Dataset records
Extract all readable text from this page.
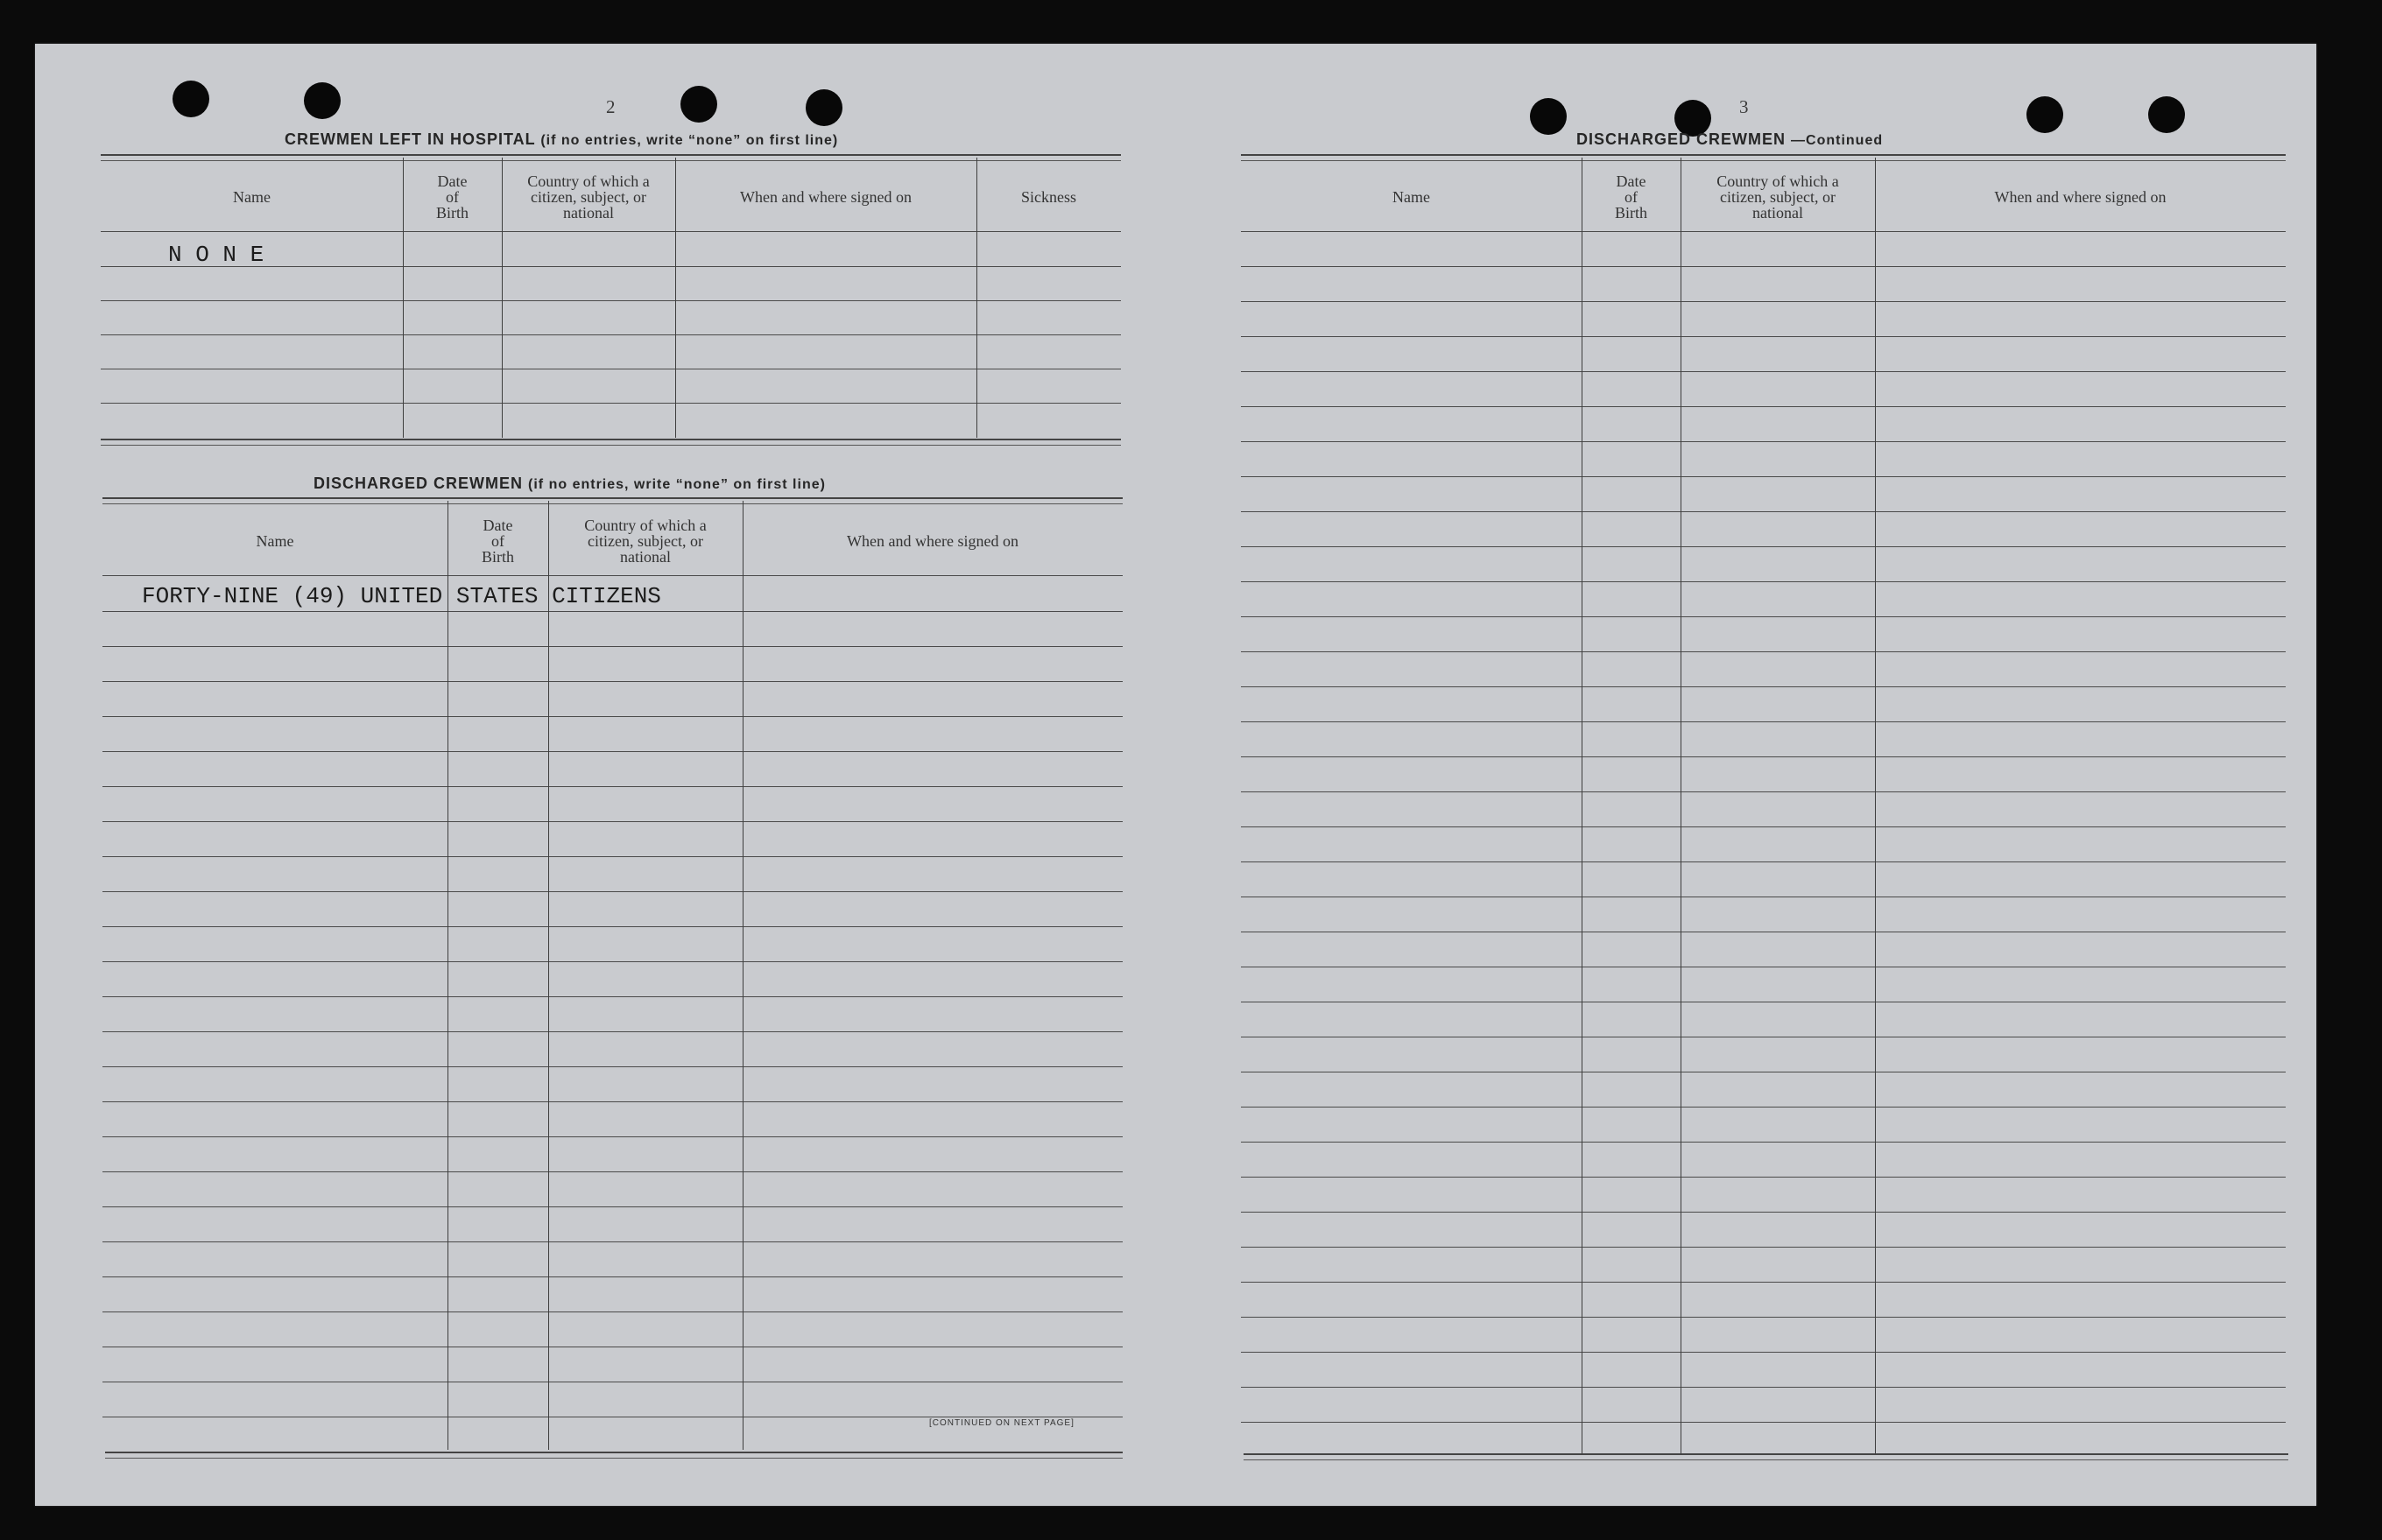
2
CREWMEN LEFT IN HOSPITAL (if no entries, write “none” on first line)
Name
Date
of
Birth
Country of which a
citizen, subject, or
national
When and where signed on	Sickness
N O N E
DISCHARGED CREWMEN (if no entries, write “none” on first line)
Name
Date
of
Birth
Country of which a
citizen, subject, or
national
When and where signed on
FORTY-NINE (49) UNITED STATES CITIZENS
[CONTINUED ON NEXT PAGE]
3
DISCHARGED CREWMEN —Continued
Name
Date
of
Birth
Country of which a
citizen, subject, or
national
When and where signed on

Given request – Locate the word "CREWMEN" in the entries, and copy every line where it is found.

Right answer –
CREWMEN LEFT IN HOSPITAL (if no entries, write “none” on first line)
DISCHARGED CREWMEN (if no entries, write “none” on first line)
DISCHARGED CREWMEN —Continued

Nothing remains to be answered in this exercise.